Don’t doubt yourself
Did I think that a 20-year old student with no credibility would lead an entire consulting firm of 70+ consultants working with 42 clients in 20 countries? Absolutely not. There were some days where I thought I was in too deep but I put my head down and never doubted myself even when family and friends were skeptical of what I was doing. I didn’t realize it at the moment, but looking back, I’m incredibly proud of the impact my team and I were able to have. We made something out of nothing and positively impacted thousands of lives globally.
 
Ideation & Planning
Now that we’ve covered some initial advice, we’re going to hop into Ideation & Planning. For those who don’t have an idea yet, this section will help you think of one! For those who already have an idea, this section will help you turn your idea into a reality and think of new offerings for your audience.
 
Ideation
Here’s my favourite way to brainstorm ideas on your own or in groups:
  1. Get a Google Jamboard or Miro board going and cover it with virtual sticky notes.
  2. At the top of your screen, you’re going to define different problems you want to solve and make them column headers.
  3. On the sticky notes, you’re going to write different ideas on how to address each of the problems within each column.
  4. If brainstorming with others, rotate boards to build upon and strengthen each others’ ideas.

■ Directives ■
1 – Can you condense the paragraph beginning "Did I think that a 20-year old student" in the advice article above into a short list of its main facts?
2 – In the advice article above:
(a) How many clients did the consulting firm's consultants work with?
(b) Which two tools does the article suggest for setting up a board of virtual sticky notes?
(c) When brainstorming with others, what should participants do with the boards?
3 – Could you carry the advice article forward from where it stops?

■ Collected material ■
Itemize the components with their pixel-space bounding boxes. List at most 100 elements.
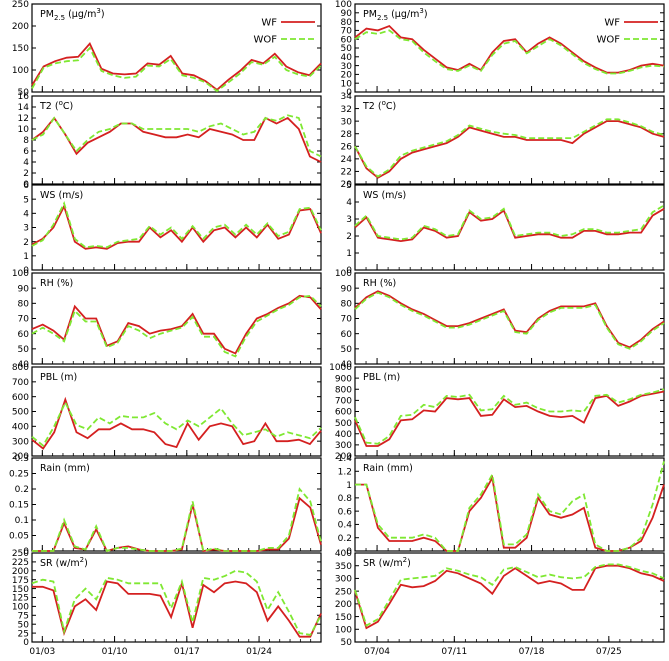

■ Results of the exercise ■
1 –
- The writer, a 20-year-old student with no credibility, led a consulting firm of more than 70 consultants working with 42 clients in 20 countries.
- The writer had not expected to do this.
- On some days the writer felt in too deep but kept working and never doubted themselves, even when family and friends were skeptical.
- Looking back, the writer is proud of the team's impact: they made something out of nothing and positively affected thousands of lives globally.

2 –
(a) 42 clients.
(b) Google Jamboard or Miro.
(c) Rotate them so they can build upon and strengthen each other's ideas.

3 –
  5. Discuss/narrow down your ideas to a handful of solutions you want to look into further.
Validation
The above ideation activity is an easy way to brain-dump potential solutions to a problem you’re trying to solve. Now once you have a few ideas, you’re going to want to get user validation, especially if you yourself aren’t part of the target audience.
 
For example, LEAP Canada, my educational nonprofit began as a google form. We asked high school students which schools they were interested in, which topics they’d like to learn more about, struggles they were facing, and preferences for dates/times of events. This survey guided us in the execution of our strategy as we were able to hone in on consumer problems and preferences and tweak our initial idea to align accordingly.
 
Later on, we attempted to roll out a new service that turned out to be a disaster - the main difference was no consumer research was gathered before rolling out the new service. This further emphasizes the importance of receiving validation on your ideas.
 
Planning
Once you have your idea, planning is crucial. You want to think about where you want to be and work backwards from there. This applies for financial projections as well as operational timelines.
 
For timelines, I like using a Gantt chart in excel. If you want to launch your business in X days, what tasks need to be done by when to make that happen. Let’s look at an example. If I want to launch a product, I’m going to need the product and marketing materials to be completed and the website live 3 days prior to launch.
  • The marketing materials will take 2 days to make
  • The website will take 2 days to make
  • The website will need 2 days for testing and revising
  • The social media accounts will take 2 days to make
 
This tells me I need at least 11 days between now and when I launch the product. The timelines will vary based on your availability, skillset, size of your team, and other external factors. This working backwards process also applies for other things such as:
  • Hiring (what needs to happen between the date I decide I’m hiring and the date the new hire starts working)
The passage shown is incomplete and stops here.